--- START OF Entries shown ---
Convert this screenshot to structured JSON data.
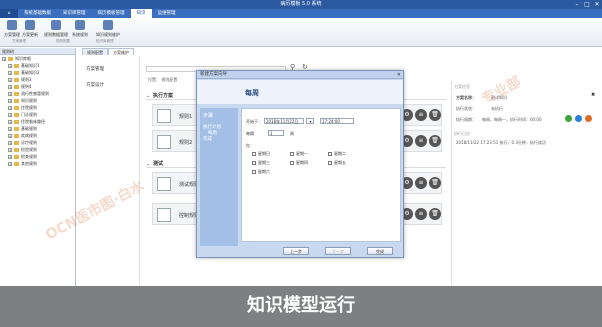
{
  "window": {
    "title": "病历模板 5.0 系统",
    "minimize": "–",
    "maximize": "□",
    "close": "✕"
  },
  "menu": {
    "home": "⌂",
    "items": [
      "系统基础数据",
      "知识库管理",
      "病历模板管理",
      "知识",
      "运维管理"
    ],
    "active_index": 3
  },
  "ribbon": {
    "buttons": [
      "方案管理",
      "方案更新",
      "规则数据管理",
      "系统规则",
      "知识规则维护"
    ],
    "groups": [
      "方案管理",
      "规则配置",
      "知识库管理"
    ]
  },
  "left_pane": {
    "header": "规则树",
    "nodes": [
      "知识库根",
      "基础知识1",
      "基础知识2",
      "规则3",
      "规则4",
      "流行性感冒规则",
      "知识规则",
      "住院规则",
      "门诊规则",
      "住院临床路径",
      "基础规则",
      "疾病规则",
      "诊疗规则",
      "检验规则",
      "检查规则",
      "其他规则"
    ]
  },
  "tabs": [
    "规则配置",
    "方案维护"
  ],
  "nav": {
    "item1": "方案管理",
    "item2": "方案设计"
  },
  "main": {
    "breadcrumb": "位置： 规则配置",
    "section1": "执行方案",
    "section2": "测试",
    "cards": [
      "规则1",
      "规则2",
      "测试规则",
      "控制规则"
    ]
  },
  "right_pane": {
    "title": "方案信息",
    "name_label": "方案名称：",
    "name_value": "测试知识",
    "type_label": "执行状态：",
    "type_value": "未执行",
    "cycle_label": "执行周期：",
    "cycle_value": "每周，每周一，执行时间：00:00",
    "time_label": "执行日志：",
    "time_value": "2018/11/22 17:23:51 执行，0.3分钟，执行成功",
    "close": "✖"
  },
  "dialog": {
    "title": "新建方案向导",
    "heading": "每周",
    "steps_title": "步骤",
    "step1": "执行计划",
    "step2": "每周",
    "step3": "完成",
    "start_label": "开始于：",
    "start_value": "2018年11月22日",
    "time_value": "17:24:00",
    "every_label": "每隔",
    "every_value": "1",
    "every_unit": "周",
    "on_label": "在：",
    "days": [
      "星期日",
      "星期一",
      "星期二",
      "星期三",
      "星期四",
      "星期五",
      "星期六"
    ],
    "btn_prev": "上一步",
    "btn_next": "下一步",
    "btn_done": "完成"
  },
  "watermark": [
    "OCN医市图·白水",
    "专业部"
  ],
  "caption": "知识模型运行"
}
--- END OF Entries shown ---
* _What you need to do_:
Set the data above down again exactly as given, with no pictures.

* _Result below_:
Convert this screenshot to structured JSON data.
{
  "window": {
    "title": "病历模板 5.0 系统",
    "minimize": "–",
    "maximize": "□",
    "close": "✕"
  },
  "menu": {
    "home": "⌂",
    "items": [
      "系统基础数据",
      "知识库管理",
      "病历模板管理",
      "知识",
      "运维管理"
    ],
    "active_index": 3
  },
  "ribbon": {
    "buttons": [
      "方案管理",
      "方案更新",
      "规则数据管理",
      "系统规则",
      "知识规则维护"
    ],
    "groups": [
      "方案管理",
      "规则配置",
      "知识库管理"
    ]
  },
  "left_pane": {
    "header": "规则树",
    "nodes": [
      "知识库根",
      "基础知识1",
      "基础知识2",
      "规则3",
      "规则4",
      "流行性感冒规则",
      "知识规则",
      "住院规则",
      "门诊规则",
      "住院临床路径",
      "基础规则",
      "疾病规则",
      "诊疗规则",
      "检验规则",
      "检查规则",
      "其他规则"
    ]
  },
  "tabs": [
    "规则配置",
    "方案维护"
  ],
  "nav": {
    "item1": "方案管理",
    "item2": "方案设计"
  },
  "main": {
    "breadcrumb": "位置： 规则配置",
    "section1": "执行方案",
    "section2": "测试",
    "cards": [
      "规则1",
      "规则2",
      "测试规则",
      "控制规则"
    ]
  },
  "right_pane": {
    "title": "方案信息",
    "name_label": "方案名称：",
    "name_value": "测试知识",
    "type_label": "执行状态：",
    "type_value": "未执行",
    "cycle_label": "执行周期：",
    "cycle_value": "每周，每周一，执行时间：00:00",
    "time_label": "执行日志：",
    "time_value": "2018/11/22 17:23:51 执行，0.3分钟，执行成功",
    "close": "✖"
  },
  "dialog": {
    "title": "新建方案向导",
    "heading": "每周",
    "steps_title": "步骤",
    "step1": "执行计划",
    "step2": "每周",
    "step3": "完成",
    "start_label": "开始于：",
    "start_value": "2018年11月22日",
    "time_value": "17:24:00",
    "every_label": "每隔",
    "every_value": "1",
    "every_unit": "周",
    "on_label": "在：",
    "days": [
      "星期日",
      "星期一",
      "星期二",
      "星期三",
      "星期四",
      "星期五",
      "星期六"
    ],
    "btn_prev": "上一步",
    "btn_next": "下一步",
    "btn_done": "完成"
  },
  "watermark": [
    "OCN医市图·白水",
    "专业部"
  ],
  "caption": "知识模型运行"
}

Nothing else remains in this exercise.